**Records shown**

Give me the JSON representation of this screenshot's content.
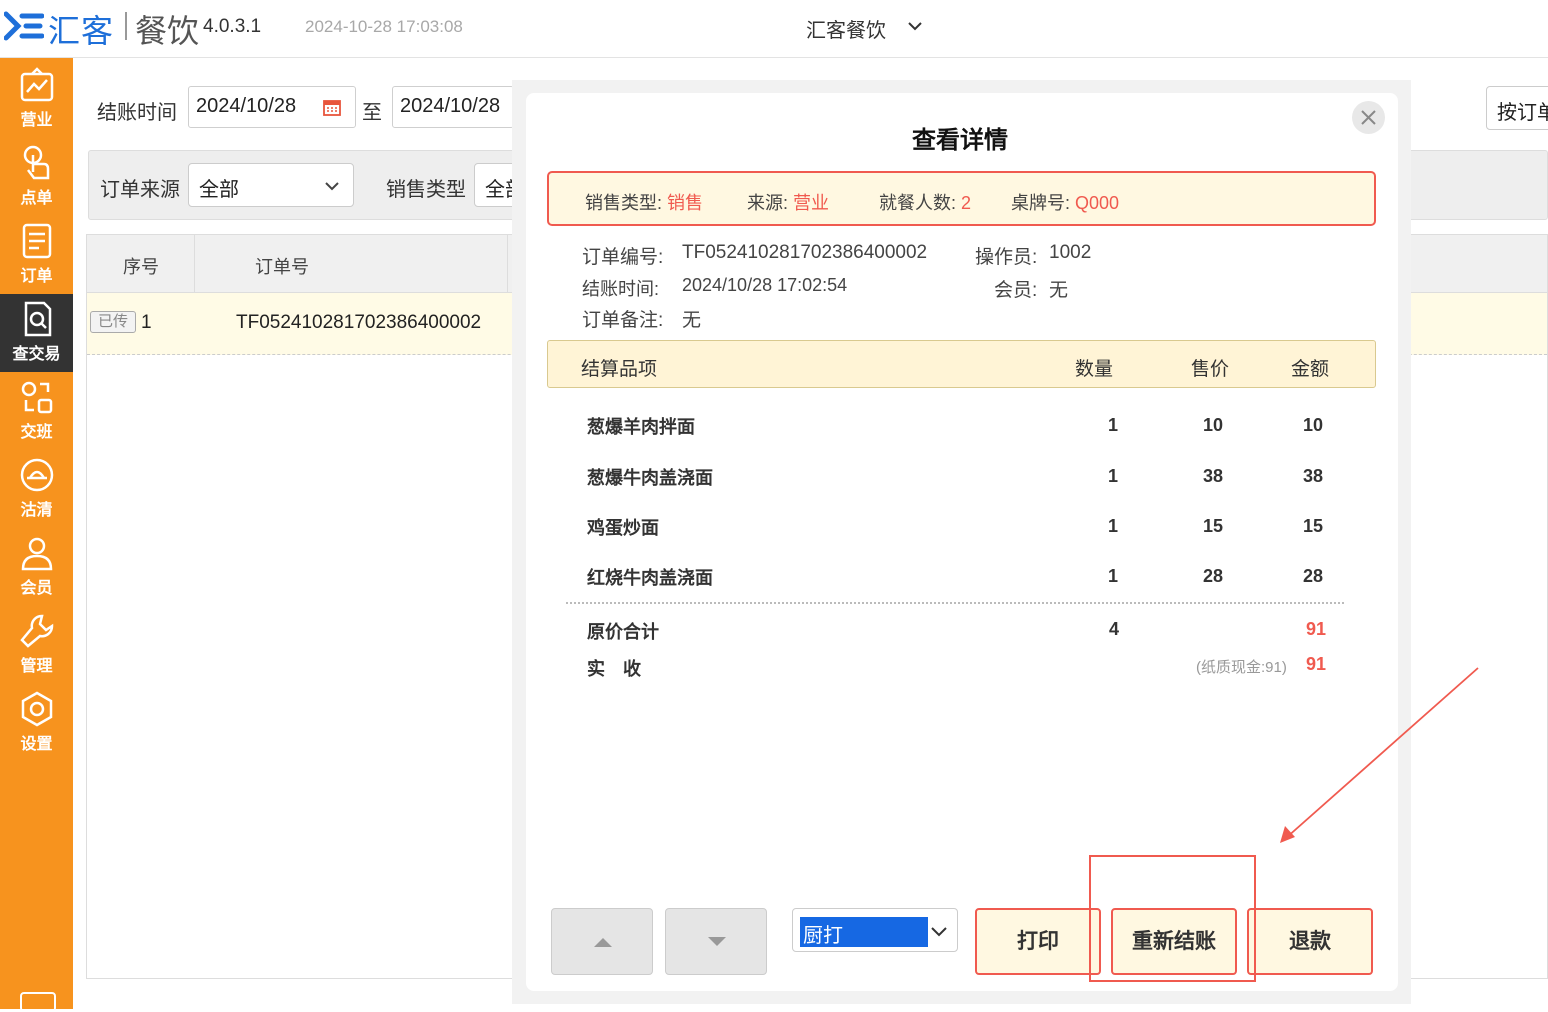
{
  "app": {
    "brand": "汇客",
    "product": "餐饮",
    "version": "4.0.3.1",
    "datetime": "2024-10-28 17:03:08",
    "store": "汇客餐饮",
    "accent": "#f7931e",
    "brand_color": "#1e6fd9",
    "alert_color": "#f05a4f"
  },
  "sidebar": {
    "items": [
      {
        "label": "营业",
        "icon": "business-chart-icon"
      },
      {
        "label": "点单",
        "icon": "hand-tap-icon"
      },
      {
        "label": "订单",
        "icon": "order-list-icon"
      },
      {
        "label": "查交易",
        "icon": "search-document-icon",
        "active": true
      },
      {
        "label": "交班",
        "icon": "shift-swap-icon"
      },
      {
        "label": "沽清",
        "icon": "sold-out-icon"
      },
      {
        "label": "会员",
        "icon": "member-icon"
      },
      {
        "label": "管理",
        "icon": "wrench-icon"
      },
      {
        "label": "设置",
        "icon": "gear-icon"
      }
    ]
  },
  "filters": {
    "checkout_time_label": "结账时间",
    "date_from": "2024/10/28",
    "to_label": "至",
    "date_to": "2024/10/28",
    "order_source_label": "订单来源",
    "order_source_value": "全部",
    "sale_type_label": "销售类型",
    "sale_type_value": "全部",
    "right_button": "按订单"
  },
  "table": {
    "headers": [
      "序号",
      "订单号"
    ],
    "rows": [
      {
        "status": "已传",
        "index": "1",
        "order_no": "TF052410281702386400002"
      }
    ]
  },
  "modal": {
    "title": "查看详情",
    "info": {
      "sale_type_label": "销售类型:",
      "sale_type": "销售",
      "source_label": "来源:",
      "source": "营业",
      "diners_label": "就餐人数:",
      "diners": "2",
      "table_label": "桌牌号:",
      "table": "Q000"
    },
    "meta": {
      "order_no_label": "订单编号:",
      "order_no": "TF052410281702386400002",
      "operator_label": "操作员:",
      "operator": "1002",
      "checkout_label": "结账时间:",
      "checkout": "2024/10/28 17:02:54",
      "member_label": "会员:",
      "member": "无",
      "note_label": "订单备注:",
      "note": "无"
    },
    "items_header": {
      "name": "结算品项",
      "qty": "数量",
      "price": "售价",
      "amount": "金额"
    },
    "items": [
      {
        "name": "葱爆羊肉拌面",
        "qty": "1",
        "price": "10",
        "amount": "10"
      },
      {
        "name": "葱爆牛肉盖浇面",
        "qty": "1",
        "price": "38",
        "amount": "38"
      },
      {
        "name": "鸡蛋炒面",
        "qty": "1",
        "price": "15",
        "amount": "15"
      },
      {
        "name": "红烧牛肉盖浇面",
        "qty": "1",
        "price": "28",
        "amount": "28"
      }
    ],
    "totals": {
      "original_label": "原价合计",
      "original_qty": "4",
      "original_amount": "91",
      "received_label": "实　收",
      "payment_detail": "(纸质现金:91)",
      "received_amount": "91"
    },
    "controls": {
      "printer_option": "厨打",
      "print_label": "打印",
      "recheckout_label": "重新结账",
      "refund_label": "退款"
    }
  }
}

**Short problem**
With the pictures omitted, reproduce the records in full and exactly.

**Result of the task**
Give me the JSON representation of this screenshot's content.
{
  "app": {
    "brand": "汇客",
    "product": "餐饮",
    "version": "4.0.3.1",
    "datetime": "2024-10-28 17:03:08",
    "store": "汇客餐饮",
    "accent": "#f7931e",
    "brand_color": "#1e6fd9",
    "alert_color": "#f05a4f"
  },
  "sidebar": {
    "items": [
      {
        "label": "营业",
        "icon": "business-chart-icon"
      },
      {
        "label": "点单",
        "icon": "hand-tap-icon"
      },
      {
        "label": "订单",
        "icon": "order-list-icon"
      },
      {
        "label": "查交易",
        "icon": "search-document-icon",
        "active": true
      },
      {
        "label": "交班",
        "icon": "shift-swap-icon"
      },
      {
        "label": "沽清",
        "icon": "sold-out-icon"
      },
      {
        "label": "会员",
        "icon": "member-icon"
      },
      {
        "label": "管理",
        "icon": "wrench-icon"
      },
      {
        "label": "设置",
        "icon": "gear-icon"
      }
    ]
  },
  "filters": {
    "checkout_time_label": "结账时间",
    "date_from": "2024/10/28",
    "to_label": "至",
    "date_to": "2024/10/28",
    "order_source_label": "订单来源",
    "order_source_value": "全部",
    "sale_type_label": "销售类型",
    "sale_type_value": "全部",
    "right_button": "按订单"
  },
  "table": {
    "headers": [
      "序号",
      "订单号"
    ],
    "rows": [
      {
        "status": "已传",
        "index": "1",
        "order_no": "TF052410281702386400002"
      }
    ]
  },
  "modal": {
    "title": "查看详情",
    "info": {
      "sale_type_label": "销售类型:",
      "sale_type": "销售",
      "source_label": "来源:",
      "source": "营业",
      "diners_label": "就餐人数:",
      "diners": "2",
      "table_label": "桌牌号:",
      "table": "Q000"
    },
    "meta": {
      "order_no_label": "订单编号:",
      "order_no": "TF052410281702386400002",
      "operator_label": "操作员:",
      "operator": "1002",
      "checkout_label": "结账时间:",
      "checkout": "2024/10/28 17:02:54",
      "member_label": "会员:",
      "member": "无",
      "note_label": "订单备注:",
      "note": "无"
    },
    "items_header": {
      "name": "结算品项",
      "qty": "数量",
      "price": "售价",
      "amount": "金额"
    },
    "items": [
      {
        "name": "葱爆羊肉拌面",
        "qty": "1",
        "price": "10",
        "amount": "10"
      },
      {
        "name": "葱爆牛肉盖浇面",
        "qty": "1",
        "price": "38",
        "amount": "38"
      },
      {
        "name": "鸡蛋炒面",
        "qty": "1",
        "price": "15",
        "amount": "15"
      },
      {
        "name": "红烧牛肉盖浇面",
        "qty": "1",
        "price": "28",
        "amount": "28"
      }
    ],
    "totals": {
      "original_label": "原价合计",
      "original_qty": "4",
      "original_amount": "91",
      "received_label": "实　收",
      "payment_detail": "(纸质现金:91)",
      "received_amount": "91"
    },
    "controls": {
      "printer_option": "厨打",
      "print_label": "打印",
      "recheckout_label": "重新结账",
      "refund_label": "退款"
    }
  }
}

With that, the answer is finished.